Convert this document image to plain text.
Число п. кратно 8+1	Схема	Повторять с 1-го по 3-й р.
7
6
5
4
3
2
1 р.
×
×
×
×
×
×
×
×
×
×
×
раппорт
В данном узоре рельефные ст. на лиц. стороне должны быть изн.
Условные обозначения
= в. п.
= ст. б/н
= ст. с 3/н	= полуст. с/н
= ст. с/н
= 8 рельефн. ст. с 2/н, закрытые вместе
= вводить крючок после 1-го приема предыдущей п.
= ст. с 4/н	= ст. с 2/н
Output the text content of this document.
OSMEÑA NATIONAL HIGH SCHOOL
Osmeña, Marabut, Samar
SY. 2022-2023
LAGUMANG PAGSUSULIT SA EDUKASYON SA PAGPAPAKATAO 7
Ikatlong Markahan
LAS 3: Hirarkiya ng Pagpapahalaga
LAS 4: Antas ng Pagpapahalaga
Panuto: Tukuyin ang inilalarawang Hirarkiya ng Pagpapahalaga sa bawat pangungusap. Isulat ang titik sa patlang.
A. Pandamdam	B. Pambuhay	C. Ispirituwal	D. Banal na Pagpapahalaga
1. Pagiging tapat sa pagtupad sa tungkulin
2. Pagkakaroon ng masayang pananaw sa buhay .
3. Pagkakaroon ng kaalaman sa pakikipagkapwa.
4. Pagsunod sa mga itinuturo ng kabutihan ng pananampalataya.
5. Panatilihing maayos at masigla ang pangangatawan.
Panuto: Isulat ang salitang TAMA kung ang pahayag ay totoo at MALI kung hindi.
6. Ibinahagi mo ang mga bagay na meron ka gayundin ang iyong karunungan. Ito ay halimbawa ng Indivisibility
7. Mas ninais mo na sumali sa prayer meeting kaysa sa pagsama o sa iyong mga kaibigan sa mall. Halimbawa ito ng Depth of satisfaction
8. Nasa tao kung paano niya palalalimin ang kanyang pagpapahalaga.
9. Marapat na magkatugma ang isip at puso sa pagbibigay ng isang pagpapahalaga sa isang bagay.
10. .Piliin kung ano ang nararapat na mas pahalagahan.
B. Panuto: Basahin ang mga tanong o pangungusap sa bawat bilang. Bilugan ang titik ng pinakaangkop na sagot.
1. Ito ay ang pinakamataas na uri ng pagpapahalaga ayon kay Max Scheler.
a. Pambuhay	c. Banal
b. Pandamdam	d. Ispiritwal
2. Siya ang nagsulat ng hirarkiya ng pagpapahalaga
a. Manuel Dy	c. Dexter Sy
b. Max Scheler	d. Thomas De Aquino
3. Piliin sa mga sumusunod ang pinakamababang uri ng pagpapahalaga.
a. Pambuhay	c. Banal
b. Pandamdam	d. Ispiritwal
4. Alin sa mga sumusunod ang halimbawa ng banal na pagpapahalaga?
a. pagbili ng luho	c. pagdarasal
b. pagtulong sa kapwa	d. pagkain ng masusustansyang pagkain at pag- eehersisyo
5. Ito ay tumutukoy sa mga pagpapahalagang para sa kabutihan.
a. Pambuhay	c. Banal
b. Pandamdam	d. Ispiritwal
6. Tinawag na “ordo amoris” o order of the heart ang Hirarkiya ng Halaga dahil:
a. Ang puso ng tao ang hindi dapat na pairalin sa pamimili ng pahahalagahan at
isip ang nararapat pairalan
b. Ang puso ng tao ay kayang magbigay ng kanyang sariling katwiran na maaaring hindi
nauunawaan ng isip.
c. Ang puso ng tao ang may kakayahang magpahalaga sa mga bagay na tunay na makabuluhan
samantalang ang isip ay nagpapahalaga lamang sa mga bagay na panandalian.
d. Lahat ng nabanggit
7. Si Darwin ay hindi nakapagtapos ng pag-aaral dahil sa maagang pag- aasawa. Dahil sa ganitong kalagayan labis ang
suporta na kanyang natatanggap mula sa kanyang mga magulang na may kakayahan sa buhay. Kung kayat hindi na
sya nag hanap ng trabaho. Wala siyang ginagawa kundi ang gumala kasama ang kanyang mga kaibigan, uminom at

::::::

#### The exercise:
Set every line of the listing down word for word.

#### Answer in full:
Convert this document image to plain text.
Число п. кратно 8+1	Схема	Повторять с 1-го по 3-й р.
7
6
5
4
3
2
1 р.
×
×
×
×
×
×
×
×
×
×
×
раппорт
В данном узоре рельефные ст. на лиц. стороне должны быть изн.
Условные обозначения
= в. п.
= ст. б/н
= ст. с 3/н	= полуст. с/н
= ст. с/н
= 8 рельефн. ст. с 2/н, закрытые вместе
= вводить крючок после 1-го приема предыдущей п.
= ст. с 4/н	= ст. с 2/н
Output the text content of this document.
OSMEÑA NATIONAL HIGH SCHOOL
Osmeña, Marabut, Samar
SY. 2022-2023
LAGUMANG PAGSUSULIT SA EDUKASYON SA PAGPAPAKATAO 7
Ikatlong Markahan
LAS 3: Hirarkiya ng Pagpapahalaga
LAS 4: Antas ng Pagpapahalaga
Panuto: Tukuyin ang inilalarawang Hirarkiya ng Pagpapahalaga sa bawat pangungusap. Isulat ang titik sa patlang.
A. Pandamdam	B. Pambuhay	C. Ispirituwal	D. Banal na Pagpapahalaga
1. Pagiging tapat sa pagtupad sa tungkulin
2. Pagkakaroon ng masayang pananaw sa buhay .
3. Pagkakaroon ng kaalaman sa pakikipagkapwa.
4. Pagsunod sa mga itinuturo ng kabutihan ng pananampalataya.
5. Panatilihing maayos at masigla ang pangangatawan.
Panuto: Isulat ang salitang TAMA kung ang pahayag ay totoo at MALI kung hindi.
6. Ibinahagi mo ang mga bagay na meron ka gayundin ang iyong karunungan. Ito ay halimbawa ng Indivisibility
7. Mas ninais mo na sumali sa prayer meeting kaysa sa pagsama o sa iyong mga kaibigan sa mall. Halimbawa ito ng Depth of satisfaction
8. Nasa tao kung paano niya palalalimin ang kanyang pagpapahalaga.
9. Marapat na magkatugma ang isip at puso sa pagbibigay ng isang pagpapahalaga sa isang bagay.
10. .Piliin kung ano ang nararapat na mas pahalagahan.
B. Panuto: Basahin ang mga tanong o pangungusap sa bawat bilang. Bilugan ang titik ng pinakaangkop na sagot.
1. Ito ay ang pinakamataas na uri ng pagpapahalaga ayon kay Max Scheler.
a. Pambuhay	c. Banal
b. Pandamdam	d. Ispiritwal
2. Siya ang nagsulat ng hirarkiya ng pagpapahalaga
a. Manuel Dy	c. Dexter Sy
b. Max Scheler	d. Thomas De Aquino
3. Piliin sa mga sumusunod ang pinakamababang uri ng pagpapahalaga.
a. Pambuhay	c. Banal
b. Pandamdam	d. Ispiritwal
4. Alin sa mga sumusunod ang halimbawa ng banal na pagpapahalaga?
a. pagbili ng luho	c. pagdarasal
b. pagtulong sa kapwa	d. pagkain ng masusustansyang pagkain at pag- eehersisyo
5. Ito ay tumutukoy sa mga pagpapahalagang para sa kabutihan.
a. Pambuhay	c. Banal
b. Pandamdam	d. Ispiritwal
6. Tinawag na “ordo amoris” o order of the heart ang Hirarkiya ng Halaga dahil:
a. Ang puso ng tao ang hindi dapat na pairalin sa pamimili ng pahahalagahan at
isip ang nararapat pairalan
b. Ang puso ng tao ay kayang magbigay ng kanyang sariling katwiran na maaaring hindi
nauunawaan ng isip.
c. Ang puso ng tao ang may kakayahang magpahalaga sa mga bagay na tunay na makabuluhan
samantalang ang isip ay nagpapahalaga lamang sa mga bagay na panandalian.
d. Lahat ng nabanggit
7. Si Darwin ay hindi nakapagtapos ng pag-aaral dahil sa maagang pag- aasawa. Dahil sa ganitong kalagayan labis ang
suporta na kanyang natatanggap mula sa kanyang mga magulang na may kakayahan sa buhay. Kung kayat hindi na
sya nag hanap ng trabaho. Wala siyang ginagawa kundi ang gumala kasama ang kanyang mga kaibigan, uminom at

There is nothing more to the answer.